| AIM OF THE TASK |
Leave the pictures out and print every record below exactly as it stands.

| MATERIAL PROVIDED |
###

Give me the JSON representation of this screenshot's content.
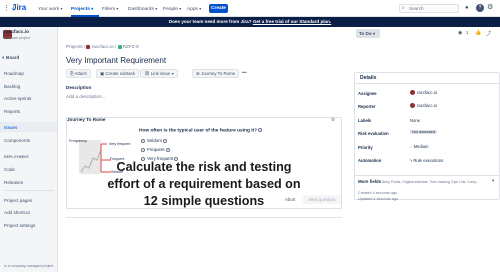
{
  "topnav": {
    "your_work": "Your work",
    "projects": "Projects",
    "filters": "Filters",
    "dashboards": "Dashboards",
    "people": "People",
    "apps": "Apps",
    "create": "Create",
    "search_placeholder": "Search"
  },
  "banner": {
    "text": "Does your team need more from Jira? ",
    "link": "Get a free trial of our Standard plan."
  },
  "sidebar": {
    "project_name": "raccfacc.io",
    "project_type": "Software project",
    "board": "Board",
    "items": [
      "Roadmap",
      "Backlog",
      "Active sprints",
      "Reports",
      "Issues",
      "Components"
    ],
    "dev_heading": "DEPLOYMENT",
    "dev_items": [
      "Code",
      "Releases"
    ],
    "bottom_items": [
      "Project pages",
      "Add shortcut",
      "Project settings"
    ],
    "footer": "in a company-managed project"
  },
  "issue": {
    "breadcrumb": [
      "Projects",
      "raccfacc.io",
      "RZFZ-8"
    ],
    "title": "Very Important Requirement",
    "toolbar": [
      "Attach",
      "Create subtask",
      "Link issue",
      "Journey To Rome"
    ],
    "description_label": "Description",
    "description_placeholder": "Add a description..."
  },
  "panel": {
    "title": "Journey To Rome",
    "question": "How often is the typical user of the feature using it?",
    "options": [
      "Seldom",
      "Frequent",
      "Very frequent"
    ],
    "graph_labels": {
      "y_label": "Frequency",
      "very_frequent": "Very frequent",
      "frequent": "Frequent",
      "seldom": "Seldom"
    },
    "abort": "Abort",
    "next": "Next question"
  },
  "overlay_text": [
    "Calculate the risk and testing",
    "effort of a requirement based on",
    "12 simple questions"
  ],
  "details": {
    "status": "To Do",
    "heading": "Details",
    "rows": [
      {
        "label": "Assignee",
        "value": "raccfacc.io"
      },
      {
        "label": "Reporter",
        "value": "raccfacc.io"
      },
      {
        "label": "Labels",
        "value": "None"
      },
      {
        "label": "Risk evaluation",
        "value": "Not assessed"
      },
      {
        "label": "Priority",
        "value": "Medium"
      },
      {
        "label": "Automation",
        "value": "Rule executions"
      }
    ],
    "more_fields": "More fields",
    "more_fields_desc": "Story Points, Original estimate, Time tracking, Epic Link, Comp...",
    "created": "Created 4 seconds ago",
    "updated": "Updated 4 seconds ago"
  },
  "colors": {
    "brand": "#0052cc",
    "banner_bg": "#0b1e45",
    "sidebar_bg": "#f4f5f7"
  }
}
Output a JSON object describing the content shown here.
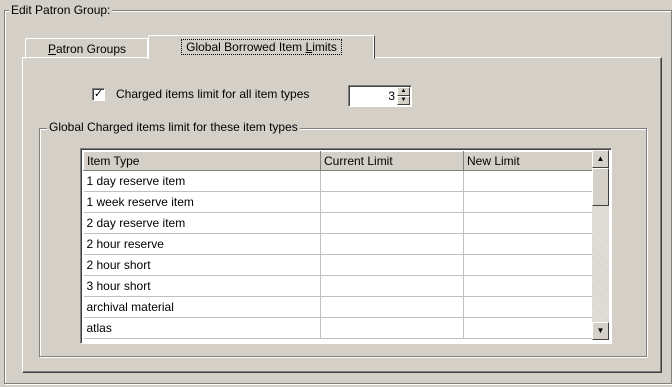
{
  "group_title": "Edit  Patron Group:",
  "tabs": [
    {
      "label": "Patron Groups",
      "active": false
    },
    {
      "label": "Global Borrowed Item Limits",
      "active": true
    }
  ],
  "charged_limit": {
    "checked": true,
    "label": "Charged items limit for all item types",
    "value": "3"
  },
  "inner_group_title": "Global Charged items limit for these item types",
  "grid": {
    "columns": [
      "Item Type",
      "Current Limit",
      "New Limit"
    ],
    "rows": [
      [
        "1 day reserve item",
        "",
        ""
      ],
      [
        "1 week reserve item",
        "",
        ""
      ],
      [
        "2 day reserve item",
        "",
        ""
      ],
      [
        "2 hour reserve",
        "",
        ""
      ],
      [
        "2 hour short",
        "",
        ""
      ],
      [
        "3 hour short",
        "",
        ""
      ],
      [
        "archival material",
        "",
        ""
      ],
      [
        "atlas",
        "",
        ""
      ]
    ]
  },
  "icons": {
    "checkbox": "✓",
    "spin_up": "▲",
    "spin_down": "▼",
    "scroll_up": "▲",
    "scroll_down": "▼"
  }
}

###

| SOLUTION TO THIS PROBLEM |
Give me the JSON representation of this screenshot's content.
{
  "topnav": {
    "your_work": "Your work",
    "projects": "Projects",
    "filters": "Filters",
    "dashboards": "Dashboards",
    "people": "People",
    "apps": "Apps",
    "create": "Create",
    "search_placeholder": "Search"
  },
  "banner": {
    "text": "Does your team need more from Jira? ",
    "link": "Get a free trial of our Standard plan."
  },
  "sidebar": {
    "project_name": "raccfacc.io",
    "project_type": "Software project",
    "board": "Board",
    "items": [
      "Roadmap",
      "Backlog",
      "Active sprints",
      "Reports",
      "Issues",
      "Components"
    ],
    "dev_heading": "DEPLOYMENT",
    "dev_items": [
      "Code",
      "Releases"
    ],
    "bottom_items": [
      "Project pages",
      "Add shortcut",
      "Project settings"
    ],
    "footer": "in a company-managed project"
  },
  "issue": {
    "breadcrumb": [
      "Projects",
      "raccfacc.io",
      "RZFZ-8"
    ],
    "title": "Very Important Requirement",
    "toolbar": [
      "Attach",
      "Create subtask",
      "Link issue",
      "Journey To Rome"
    ],
    "description_label": "Description",
    "description_placeholder": "Add a description..."
  },
  "panel": {
    "title": "Journey To Rome",
    "question": "How often is the typical user of the feature using it?",
    "options": [
      "Seldom",
      "Frequent",
      "Very frequent"
    ],
    "graph_labels": {
      "y_label": "Frequency",
      "very_frequent": "Very frequent",
      "frequent": "Frequent",
      "seldom": "Seldom"
    },
    "abort": "Abort",
    "next": "Next question"
  },
  "overlay_text": [
    "Calculate the risk and testing",
    "effort of a requirement based on",
    "12 simple questions"
  ],
  "details": {
    "status": "To Do",
    "heading": "Details",
    "rows": [
      {
        "label": "Assignee",
        "value": "raccfacc.io"
      },
      {
        "label": "Reporter",
        "value": "raccfacc.io"
      },
      {
        "label": "Labels",
        "value": "None"
      },
      {
        "label": "Risk evaluation",
        "value": "Not assessed"
      },
      {
        "label": "Priority",
        "value": "Medium"
      },
      {
        "label": "Automation",
        "value": "Rule executions"
      }
    ],
    "more_fields": "More fields",
    "more_fields_desc": "Story Points, Original estimate, Time tracking, Epic Link, Comp...",
    "created": "Created 4 seconds ago",
    "updated": "Updated 4 seconds ago"
  },
  "colors": {
    "brand": "#0052cc",
    "banner_bg": "#0b1e45",
    "sidebar_bg": "#f4f5f7"
  }
}
Output a JSON object describing the content shown here.
{
  "group_title": "Edit  Patron Group:",
  "tabs": [
    {
      "label": "Patron Groups",
      "active": false
    },
    {
      "label": "Global Borrowed Item Limits",
      "active": true
    }
  ],
  "charged_limit": {
    "checked": true,
    "label": "Charged items limit for all item types",
    "value": "3"
  },
  "inner_group_title": "Global Charged items limit for these item types",
  "grid": {
    "columns": [
      "Item Type",
      "Current Limit",
      "New Limit"
    ],
    "rows": [
      [
        "1 day reserve item",
        "",
        ""
      ],
      [
        "1 week reserve item",
        "",
        ""
      ],
      [
        "2 day reserve item",
        "",
        ""
      ],
      [
        "2 hour reserve",
        "",
        ""
      ],
      [
        "2 hour short",
        "",
        ""
      ],
      [
        "3 hour short",
        "",
        ""
      ],
      [
        "archival material",
        "",
        ""
      ],
      [
        "atlas",
        "",
        ""
      ]
    ]
  },
  "icons": {
    "checkbox": "✓",
    "spin_up": "▲",
    "spin_down": "▼",
    "scroll_up": "▲",
    "scroll_down": "▼"
  }
}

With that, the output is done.